**What to produce:**
Write out the whole of the material exactly.

**Data for the task:**
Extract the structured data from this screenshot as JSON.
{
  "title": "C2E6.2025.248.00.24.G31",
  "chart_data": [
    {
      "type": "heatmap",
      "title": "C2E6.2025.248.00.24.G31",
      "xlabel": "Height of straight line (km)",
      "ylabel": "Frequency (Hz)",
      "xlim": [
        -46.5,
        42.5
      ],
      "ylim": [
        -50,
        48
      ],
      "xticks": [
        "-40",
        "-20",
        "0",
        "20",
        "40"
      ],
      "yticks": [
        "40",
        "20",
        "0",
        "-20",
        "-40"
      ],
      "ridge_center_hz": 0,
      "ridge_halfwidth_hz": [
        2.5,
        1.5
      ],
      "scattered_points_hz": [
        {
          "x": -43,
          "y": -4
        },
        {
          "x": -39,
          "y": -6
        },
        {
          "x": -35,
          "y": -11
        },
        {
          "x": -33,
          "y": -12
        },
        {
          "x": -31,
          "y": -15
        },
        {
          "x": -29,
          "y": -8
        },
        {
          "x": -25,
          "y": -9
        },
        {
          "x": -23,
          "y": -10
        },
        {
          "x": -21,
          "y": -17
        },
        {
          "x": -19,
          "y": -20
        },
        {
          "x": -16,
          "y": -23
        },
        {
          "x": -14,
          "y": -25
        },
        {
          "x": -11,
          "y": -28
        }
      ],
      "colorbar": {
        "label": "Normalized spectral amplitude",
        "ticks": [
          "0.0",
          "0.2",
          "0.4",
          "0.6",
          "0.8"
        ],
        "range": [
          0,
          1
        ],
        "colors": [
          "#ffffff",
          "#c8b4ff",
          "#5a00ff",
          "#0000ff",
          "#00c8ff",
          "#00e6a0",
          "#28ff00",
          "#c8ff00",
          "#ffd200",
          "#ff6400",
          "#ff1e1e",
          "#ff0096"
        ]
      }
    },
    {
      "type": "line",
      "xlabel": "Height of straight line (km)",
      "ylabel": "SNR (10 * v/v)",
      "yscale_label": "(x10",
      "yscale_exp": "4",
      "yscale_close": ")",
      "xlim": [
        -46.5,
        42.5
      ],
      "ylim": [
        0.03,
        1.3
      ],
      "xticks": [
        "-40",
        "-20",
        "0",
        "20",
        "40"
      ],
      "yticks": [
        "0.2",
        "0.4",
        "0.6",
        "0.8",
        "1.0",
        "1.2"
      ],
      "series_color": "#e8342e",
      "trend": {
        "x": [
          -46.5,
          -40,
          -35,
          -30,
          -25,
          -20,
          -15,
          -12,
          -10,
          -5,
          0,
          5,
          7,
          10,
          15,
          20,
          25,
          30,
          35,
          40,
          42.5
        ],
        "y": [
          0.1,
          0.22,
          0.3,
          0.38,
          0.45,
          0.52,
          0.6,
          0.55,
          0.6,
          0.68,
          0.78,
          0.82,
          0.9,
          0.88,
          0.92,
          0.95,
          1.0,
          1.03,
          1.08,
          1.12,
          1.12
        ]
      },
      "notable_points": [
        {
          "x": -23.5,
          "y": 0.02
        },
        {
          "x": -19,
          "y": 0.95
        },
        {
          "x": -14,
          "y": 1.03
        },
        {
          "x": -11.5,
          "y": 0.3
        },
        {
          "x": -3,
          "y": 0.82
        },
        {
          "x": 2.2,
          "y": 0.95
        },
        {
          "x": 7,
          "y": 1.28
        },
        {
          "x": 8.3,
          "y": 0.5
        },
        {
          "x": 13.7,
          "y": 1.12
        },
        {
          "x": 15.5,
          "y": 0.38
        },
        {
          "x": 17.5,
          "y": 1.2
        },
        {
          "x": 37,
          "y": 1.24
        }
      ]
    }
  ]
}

**Completed task:**
Extract the structured data from this screenshot as JSON.
{
  "title": "C2E6.2025.248.00.24.G31",
  "chart_data": [
    {
      "type": "heatmap",
      "title": "C2E6.2025.248.00.24.G31",
      "xlabel": "Height of straight line (km)",
      "ylabel": "Frequency (Hz)",
      "xlim": [
        -46.5,
        42.5
      ],
      "ylim": [
        -50,
        48
      ],
      "xticks": [
        "-40",
        "-20",
        "0",
        "20",
        "40"
      ],
      "yticks": [
        "40",
        "20",
        "0",
        "-20",
        "-40"
      ],
      "ridge_center_hz": 0,
      "ridge_halfwidth_hz": [
        2.5,
        1.5
      ],
      "scattered_points_hz": [
        {
          "x": -43,
          "y": -4
        },
        {
          "x": -39,
          "y": -6
        },
        {
          "x": -35,
          "y": -11
        },
        {
          "x": -33,
          "y": -12
        },
        {
          "x": -31,
          "y": -15
        },
        {
          "x": -29,
          "y": -8
        },
        {
          "x": -25,
          "y": -9
        },
        {
          "x": -23,
          "y": -10
        },
        {
          "x": -21,
          "y": -17
        },
        {
          "x": -19,
          "y": -20
        },
        {
          "x": -16,
          "y": -23
        },
        {
          "x": -14,
          "y": -25
        },
        {
          "x": -11,
          "y": -28
        }
      ],
      "colorbar": {
        "label": "Normalized spectral amplitude",
        "ticks": [
          "0.0",
          "0.2",
          "0.4",
          "0.6",
          "0.8"
        ],
        "range": [
          0,
          1
        ],
        "colors": [
          "#ffffff",
          "#c8b4ff",
          "#5a00ff",
          "#0000ff",
          "#00c8ff",
          "#00e6a0",
          "#28ff00",
          "#c8ff00",
          "#ffd200",
          "#ff6400",
          "#ff1e1e",
          "#ff0096"
        ]
      }
    },
    {
      "type": "line",
      "xlabel": "Height of straight line (km)",
      "ylabel": "SNR (10 * v/v)",
      "yscale_label": "(x10",
      "yscale_exp": "4",
      "yscale_close": ")",
      "xlim": [
        -46.5,
        42.5
      ],
      "ylim": [
        0.03,
        1.3
      ],
      "xticks": [
        "-40",
        "-20",
        "0",
        "20",
        "40"
      ],
      "yticks": [
        "0.2",
        "0.4",
        "0.6",
        "0.8",
        "1.0",
        "1.2"
      ],
      "series_color": "#e8342e",
      "trend": {
        "x": [
          -46.5,
          -40,
          -35,
          -30,
          -25,
          -20,
          -15,
          -12,
          -10,
          -5,
          0,
          5,
          7,
          10,
          15,
          20,
          25,
          30,
          35,
          40,
          42.5
        ],
        "y": [
          0.1,
          0.22,
          0.3,
          0.38,
          0.45,
          0.52,
          0.6,
          0.55,
          0.6,
          0.68,
          0.78,
          0.82,
          0.9,
          0.88,
          0.92,
          0.95,
          1.0,
          1.03,
          1.08,
          1.12,
          1.12
        ]
      },
      "notable_points": [
        {
          "x": -23.5,
          "y": 0.02
        },
        {
          "x": -19,
          "y": 0.95
        },
        {
          "x": -14,
          "y": 1.03
        },
        {
          "x": -11.5,
          "y": 0.3
        },
        {
          "x": -3,
          "y": 0.82
        },
        {
          "x": 2.2,
          "y": 0.95
        },
        {
          "x": 7,
          "y": 1.28
        },
        {
          "x": 8.3,
          "y": 0.5
        },
        {
          "x": 13.7,
          "y": 1.12
        },
        {
          "x": 15.5,
          "y": 0.38
        },
        {
          "x": 17.5,
          "y": 1.2
        },
        {
          "x": 37,
          "y": 1.24
        }
      ]
    }
  ]
}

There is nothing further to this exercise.